Copy each line of the entries that contains the word "this".

— Start of Data supplied —

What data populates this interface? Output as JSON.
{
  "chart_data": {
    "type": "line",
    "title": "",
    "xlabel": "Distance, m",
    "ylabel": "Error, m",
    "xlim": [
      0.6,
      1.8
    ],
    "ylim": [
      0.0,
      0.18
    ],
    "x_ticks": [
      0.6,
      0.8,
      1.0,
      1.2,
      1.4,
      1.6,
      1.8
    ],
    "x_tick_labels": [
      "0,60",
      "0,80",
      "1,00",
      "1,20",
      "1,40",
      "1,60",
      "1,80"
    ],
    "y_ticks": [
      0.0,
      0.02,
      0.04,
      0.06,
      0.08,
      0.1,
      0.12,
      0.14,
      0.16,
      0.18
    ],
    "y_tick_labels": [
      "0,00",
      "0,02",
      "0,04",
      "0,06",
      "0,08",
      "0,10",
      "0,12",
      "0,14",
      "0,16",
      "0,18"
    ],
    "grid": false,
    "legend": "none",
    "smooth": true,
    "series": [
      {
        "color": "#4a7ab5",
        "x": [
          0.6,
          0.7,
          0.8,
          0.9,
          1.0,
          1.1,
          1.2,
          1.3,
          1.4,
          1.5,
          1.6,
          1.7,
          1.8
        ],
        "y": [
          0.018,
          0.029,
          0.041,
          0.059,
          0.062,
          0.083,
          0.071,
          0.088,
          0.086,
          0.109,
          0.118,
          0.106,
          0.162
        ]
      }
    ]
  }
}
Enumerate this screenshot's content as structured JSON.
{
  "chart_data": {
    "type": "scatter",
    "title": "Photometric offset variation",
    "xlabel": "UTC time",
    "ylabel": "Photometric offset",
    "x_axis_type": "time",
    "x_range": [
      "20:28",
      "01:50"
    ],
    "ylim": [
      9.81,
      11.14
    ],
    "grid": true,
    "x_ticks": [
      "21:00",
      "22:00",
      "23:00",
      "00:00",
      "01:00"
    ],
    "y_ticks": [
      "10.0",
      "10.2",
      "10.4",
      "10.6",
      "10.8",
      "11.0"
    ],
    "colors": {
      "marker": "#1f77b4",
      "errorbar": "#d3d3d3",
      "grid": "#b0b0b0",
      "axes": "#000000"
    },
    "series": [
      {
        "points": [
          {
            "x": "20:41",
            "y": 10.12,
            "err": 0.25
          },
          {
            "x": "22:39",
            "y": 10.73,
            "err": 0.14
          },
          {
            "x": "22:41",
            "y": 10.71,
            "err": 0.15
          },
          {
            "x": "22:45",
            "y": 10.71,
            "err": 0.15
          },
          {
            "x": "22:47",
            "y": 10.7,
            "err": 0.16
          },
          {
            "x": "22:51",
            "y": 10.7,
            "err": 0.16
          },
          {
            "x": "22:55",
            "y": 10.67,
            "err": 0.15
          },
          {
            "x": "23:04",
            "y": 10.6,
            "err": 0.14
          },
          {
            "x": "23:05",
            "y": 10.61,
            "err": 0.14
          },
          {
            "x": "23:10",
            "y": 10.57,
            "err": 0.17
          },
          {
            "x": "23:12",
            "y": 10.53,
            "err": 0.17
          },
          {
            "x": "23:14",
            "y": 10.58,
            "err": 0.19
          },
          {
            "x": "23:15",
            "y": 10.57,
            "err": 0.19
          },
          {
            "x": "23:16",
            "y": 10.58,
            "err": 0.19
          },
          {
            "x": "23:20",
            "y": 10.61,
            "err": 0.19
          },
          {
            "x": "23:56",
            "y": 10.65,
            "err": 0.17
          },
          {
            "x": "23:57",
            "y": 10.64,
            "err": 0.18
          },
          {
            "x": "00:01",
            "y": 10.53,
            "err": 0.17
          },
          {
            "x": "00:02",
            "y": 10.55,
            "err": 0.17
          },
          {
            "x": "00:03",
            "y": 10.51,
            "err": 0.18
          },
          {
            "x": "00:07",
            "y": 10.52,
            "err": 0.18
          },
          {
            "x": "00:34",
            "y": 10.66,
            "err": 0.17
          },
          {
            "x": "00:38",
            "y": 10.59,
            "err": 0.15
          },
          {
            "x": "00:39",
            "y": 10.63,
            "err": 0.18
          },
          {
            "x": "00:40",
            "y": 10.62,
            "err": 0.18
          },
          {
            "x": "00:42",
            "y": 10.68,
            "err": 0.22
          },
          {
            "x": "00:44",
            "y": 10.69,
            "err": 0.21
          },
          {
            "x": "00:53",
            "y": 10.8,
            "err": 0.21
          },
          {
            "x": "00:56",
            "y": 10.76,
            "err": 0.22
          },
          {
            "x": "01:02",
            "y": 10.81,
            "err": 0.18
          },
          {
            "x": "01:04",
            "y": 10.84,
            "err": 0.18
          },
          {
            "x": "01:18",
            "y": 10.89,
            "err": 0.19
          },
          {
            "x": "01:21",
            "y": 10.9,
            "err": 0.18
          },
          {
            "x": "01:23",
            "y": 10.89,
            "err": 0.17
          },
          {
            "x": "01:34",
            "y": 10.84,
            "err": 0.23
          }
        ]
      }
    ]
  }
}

— End of Data supplied —

--- Finished task ---
What data populates this interface? Output as JSON.
Enumerate this screenshot's content as structured JSON.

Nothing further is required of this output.